** Start **

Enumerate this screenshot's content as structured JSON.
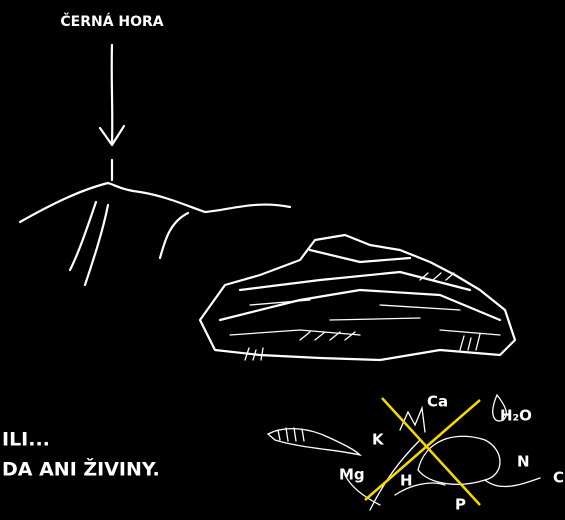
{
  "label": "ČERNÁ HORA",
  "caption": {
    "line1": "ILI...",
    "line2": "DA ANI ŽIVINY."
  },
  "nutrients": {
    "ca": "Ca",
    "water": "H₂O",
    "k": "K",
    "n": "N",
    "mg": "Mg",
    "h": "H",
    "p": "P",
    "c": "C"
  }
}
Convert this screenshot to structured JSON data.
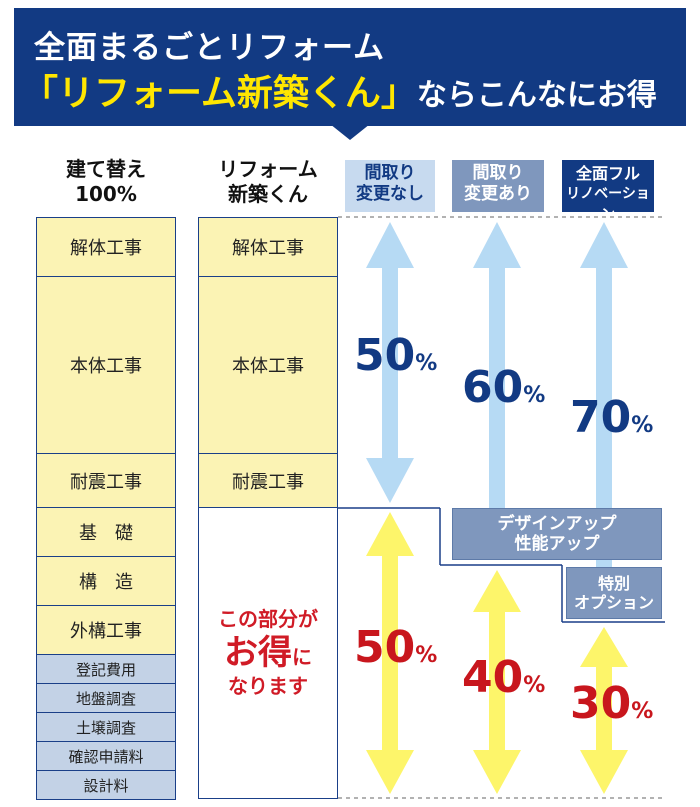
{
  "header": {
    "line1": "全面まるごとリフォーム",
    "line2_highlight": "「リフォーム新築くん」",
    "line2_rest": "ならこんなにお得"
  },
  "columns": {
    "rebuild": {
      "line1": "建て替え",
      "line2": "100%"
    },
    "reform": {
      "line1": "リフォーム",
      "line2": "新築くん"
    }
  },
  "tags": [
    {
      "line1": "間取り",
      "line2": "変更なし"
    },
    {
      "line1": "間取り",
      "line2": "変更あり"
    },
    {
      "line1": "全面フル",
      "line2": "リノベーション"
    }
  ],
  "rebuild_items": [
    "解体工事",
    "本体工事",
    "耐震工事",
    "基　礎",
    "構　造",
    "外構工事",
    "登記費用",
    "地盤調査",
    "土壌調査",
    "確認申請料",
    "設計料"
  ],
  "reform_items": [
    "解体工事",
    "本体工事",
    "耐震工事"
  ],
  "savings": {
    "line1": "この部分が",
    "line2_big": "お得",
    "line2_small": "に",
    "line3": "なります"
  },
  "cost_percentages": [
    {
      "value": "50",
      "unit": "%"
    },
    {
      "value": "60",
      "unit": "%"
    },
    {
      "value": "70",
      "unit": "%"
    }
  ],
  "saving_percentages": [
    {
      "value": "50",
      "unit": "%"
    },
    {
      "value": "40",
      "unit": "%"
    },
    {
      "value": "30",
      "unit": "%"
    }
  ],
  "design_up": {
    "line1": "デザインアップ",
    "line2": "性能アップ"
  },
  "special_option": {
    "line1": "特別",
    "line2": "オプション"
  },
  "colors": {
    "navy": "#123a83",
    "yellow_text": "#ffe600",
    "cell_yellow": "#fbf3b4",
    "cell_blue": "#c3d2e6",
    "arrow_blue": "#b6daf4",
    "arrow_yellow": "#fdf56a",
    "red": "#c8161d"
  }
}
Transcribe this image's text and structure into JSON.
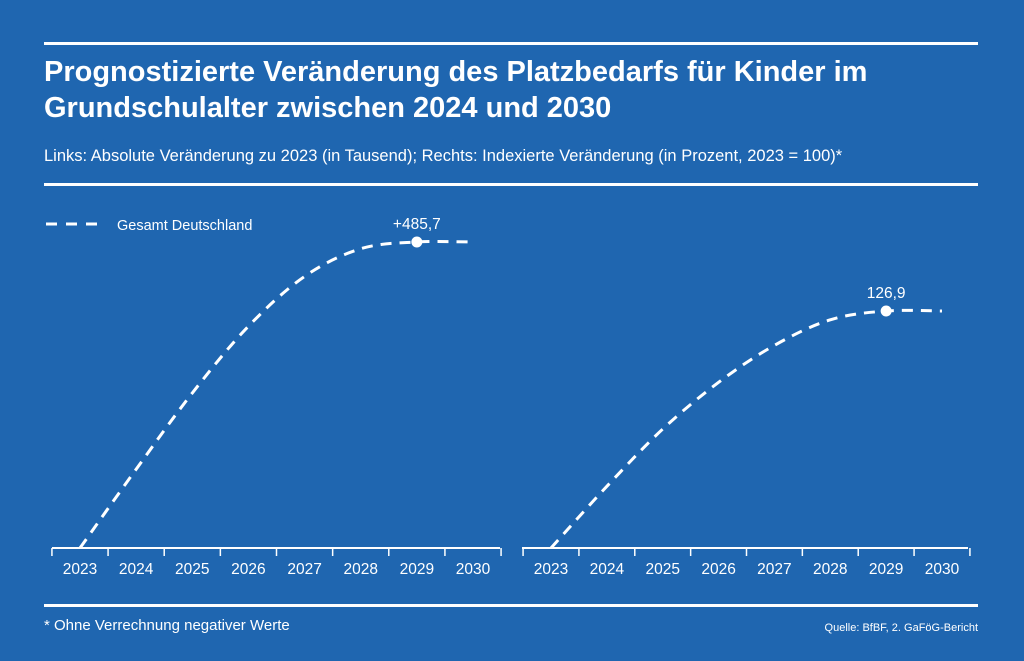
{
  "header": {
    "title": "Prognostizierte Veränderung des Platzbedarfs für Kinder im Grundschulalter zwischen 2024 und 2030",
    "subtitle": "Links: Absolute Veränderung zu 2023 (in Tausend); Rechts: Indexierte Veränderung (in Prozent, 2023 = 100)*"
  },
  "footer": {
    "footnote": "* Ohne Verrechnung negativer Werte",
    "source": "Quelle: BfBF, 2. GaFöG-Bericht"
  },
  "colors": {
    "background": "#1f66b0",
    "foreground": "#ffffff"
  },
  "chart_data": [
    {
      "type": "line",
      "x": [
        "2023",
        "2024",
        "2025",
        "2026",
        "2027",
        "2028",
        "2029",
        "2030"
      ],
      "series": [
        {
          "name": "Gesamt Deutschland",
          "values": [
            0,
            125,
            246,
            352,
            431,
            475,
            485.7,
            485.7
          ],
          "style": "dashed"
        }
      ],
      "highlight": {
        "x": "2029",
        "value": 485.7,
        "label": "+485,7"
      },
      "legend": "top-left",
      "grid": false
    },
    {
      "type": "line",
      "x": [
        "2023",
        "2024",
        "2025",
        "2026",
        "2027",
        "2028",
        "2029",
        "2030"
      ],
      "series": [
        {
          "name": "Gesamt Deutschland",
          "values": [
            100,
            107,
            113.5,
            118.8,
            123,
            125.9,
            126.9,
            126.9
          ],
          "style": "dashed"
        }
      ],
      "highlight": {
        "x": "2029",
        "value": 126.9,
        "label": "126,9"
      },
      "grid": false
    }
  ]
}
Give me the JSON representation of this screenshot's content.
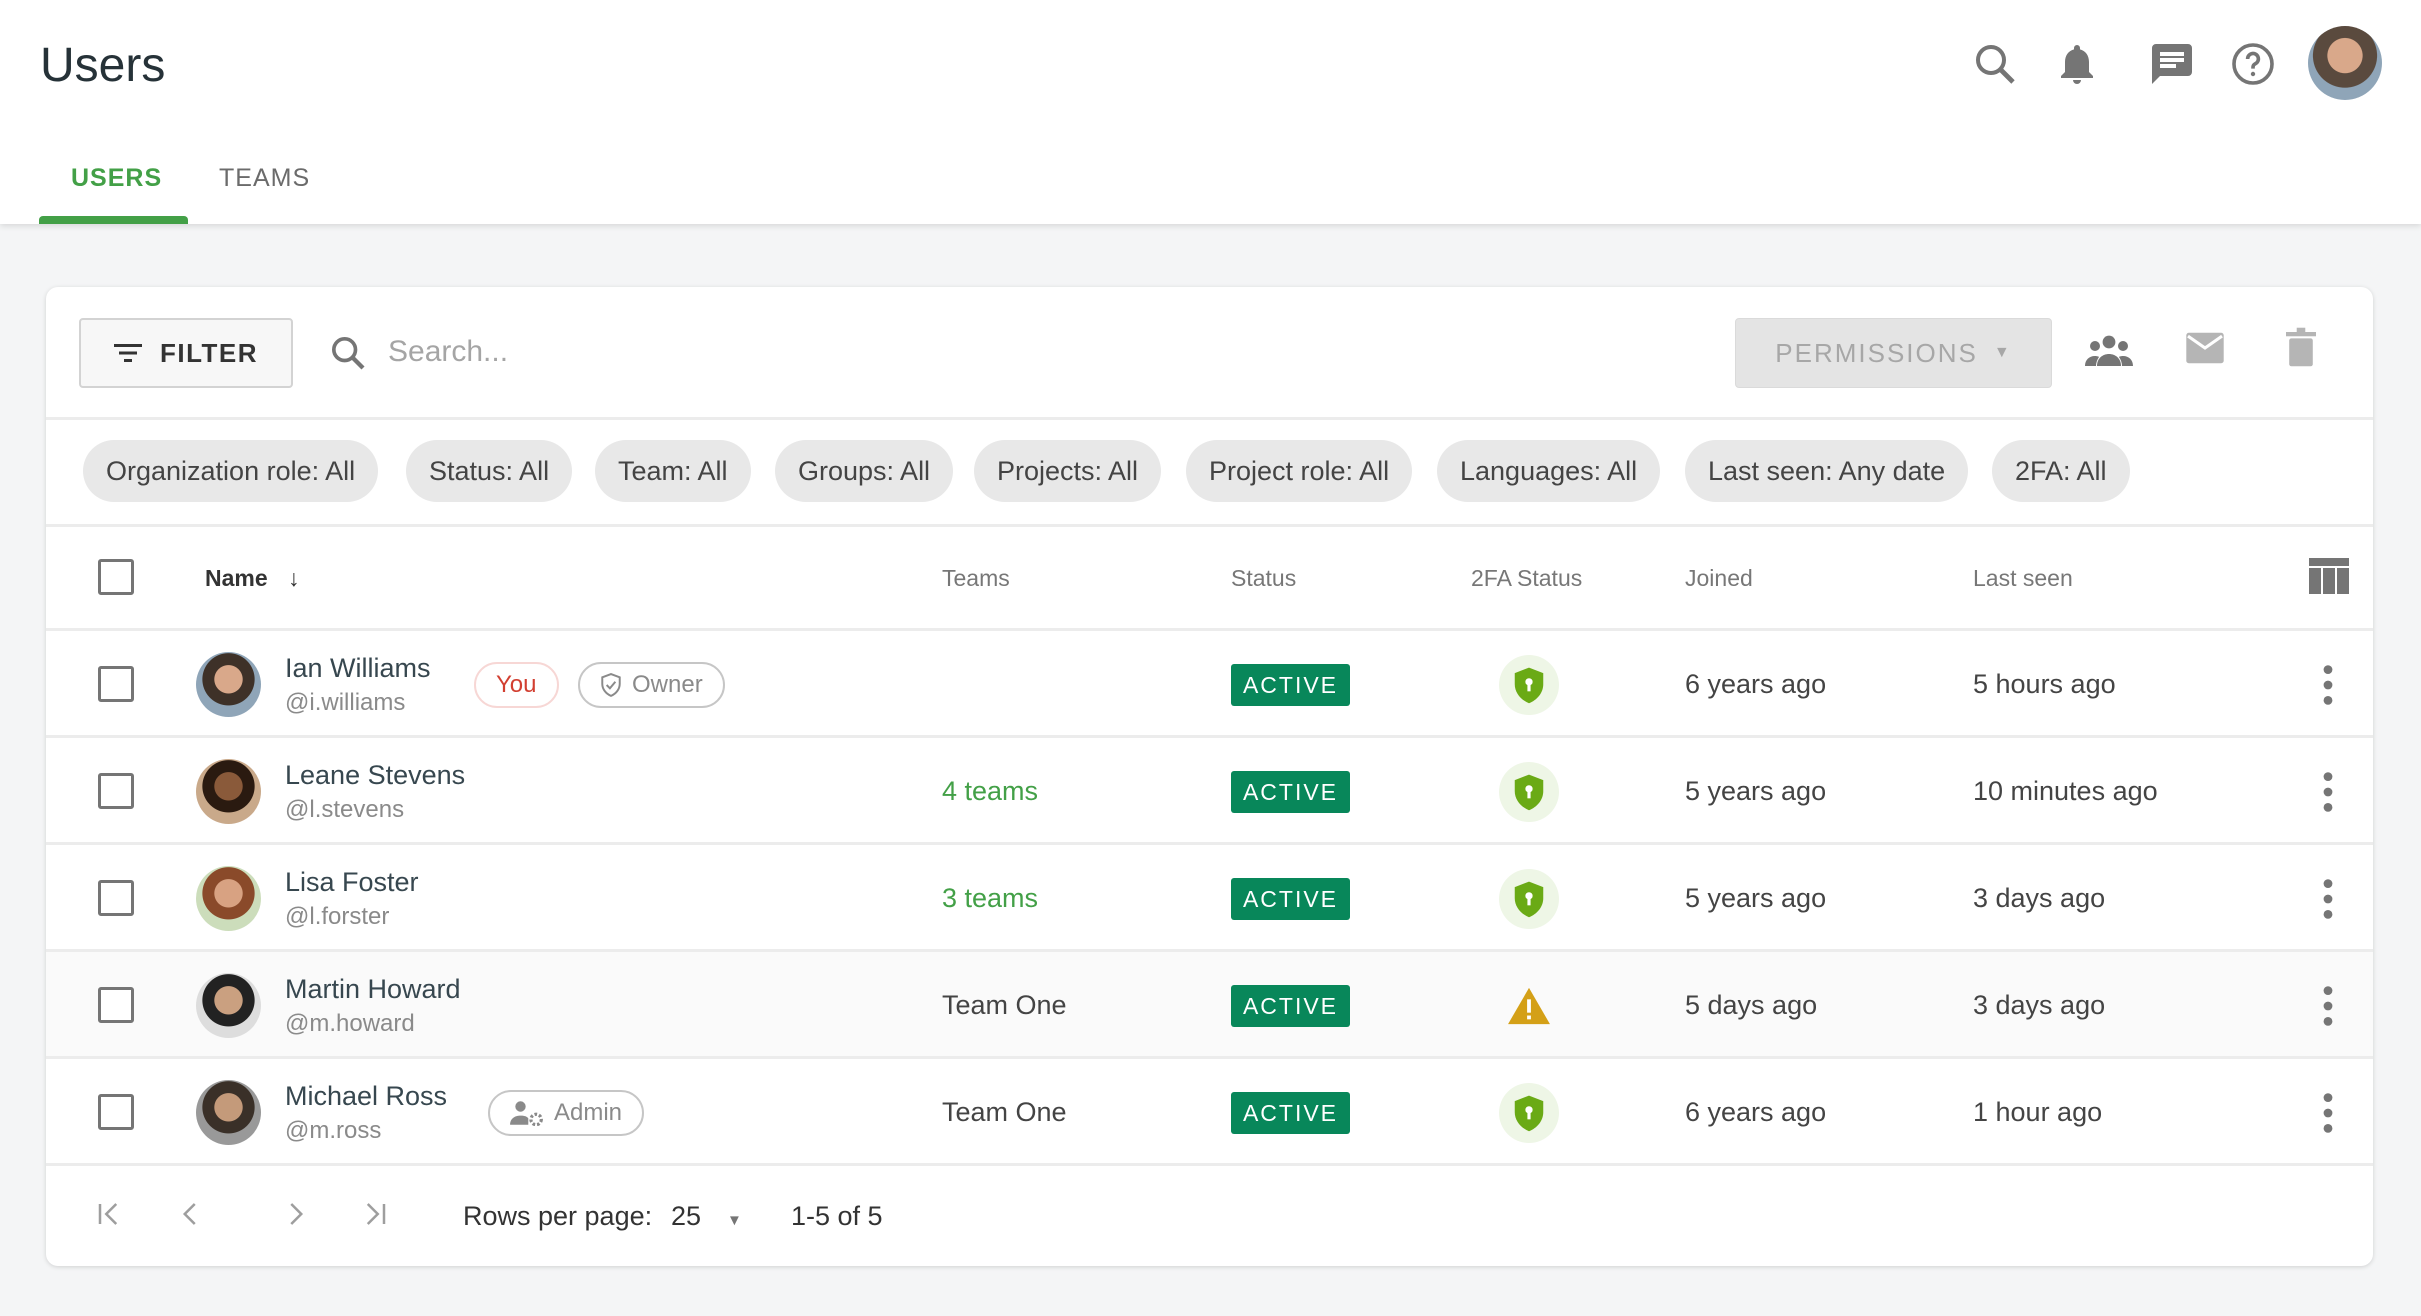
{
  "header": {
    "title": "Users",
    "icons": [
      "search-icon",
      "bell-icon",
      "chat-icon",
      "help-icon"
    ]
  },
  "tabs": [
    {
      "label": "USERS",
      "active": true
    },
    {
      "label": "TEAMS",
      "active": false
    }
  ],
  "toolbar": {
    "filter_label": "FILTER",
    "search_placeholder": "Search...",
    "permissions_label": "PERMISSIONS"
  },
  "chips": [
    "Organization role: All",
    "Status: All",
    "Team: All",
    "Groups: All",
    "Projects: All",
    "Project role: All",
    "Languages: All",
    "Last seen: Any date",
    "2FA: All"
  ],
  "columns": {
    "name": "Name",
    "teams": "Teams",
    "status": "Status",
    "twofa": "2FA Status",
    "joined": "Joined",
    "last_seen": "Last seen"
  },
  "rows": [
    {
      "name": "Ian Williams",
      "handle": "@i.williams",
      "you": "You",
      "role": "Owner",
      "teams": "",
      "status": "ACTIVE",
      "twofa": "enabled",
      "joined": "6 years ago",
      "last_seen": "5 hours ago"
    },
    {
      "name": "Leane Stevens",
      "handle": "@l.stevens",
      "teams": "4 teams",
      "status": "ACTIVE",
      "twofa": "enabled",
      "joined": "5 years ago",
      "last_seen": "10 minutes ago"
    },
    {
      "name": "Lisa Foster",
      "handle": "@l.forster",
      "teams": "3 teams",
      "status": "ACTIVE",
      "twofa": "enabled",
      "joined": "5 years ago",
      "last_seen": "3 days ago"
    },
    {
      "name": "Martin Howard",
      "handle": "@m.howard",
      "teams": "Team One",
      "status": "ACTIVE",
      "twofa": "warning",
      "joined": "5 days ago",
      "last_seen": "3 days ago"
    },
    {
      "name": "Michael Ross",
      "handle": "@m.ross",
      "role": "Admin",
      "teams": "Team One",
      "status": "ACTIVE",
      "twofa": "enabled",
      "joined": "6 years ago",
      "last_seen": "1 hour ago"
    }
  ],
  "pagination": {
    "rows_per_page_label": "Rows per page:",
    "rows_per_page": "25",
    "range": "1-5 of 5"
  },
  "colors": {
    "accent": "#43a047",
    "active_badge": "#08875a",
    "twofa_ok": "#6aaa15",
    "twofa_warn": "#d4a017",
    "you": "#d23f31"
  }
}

** End **

_Required work_.
Count up every line above that has the word "JSON" in it; answer with the number alone.

_Worked answer_.
4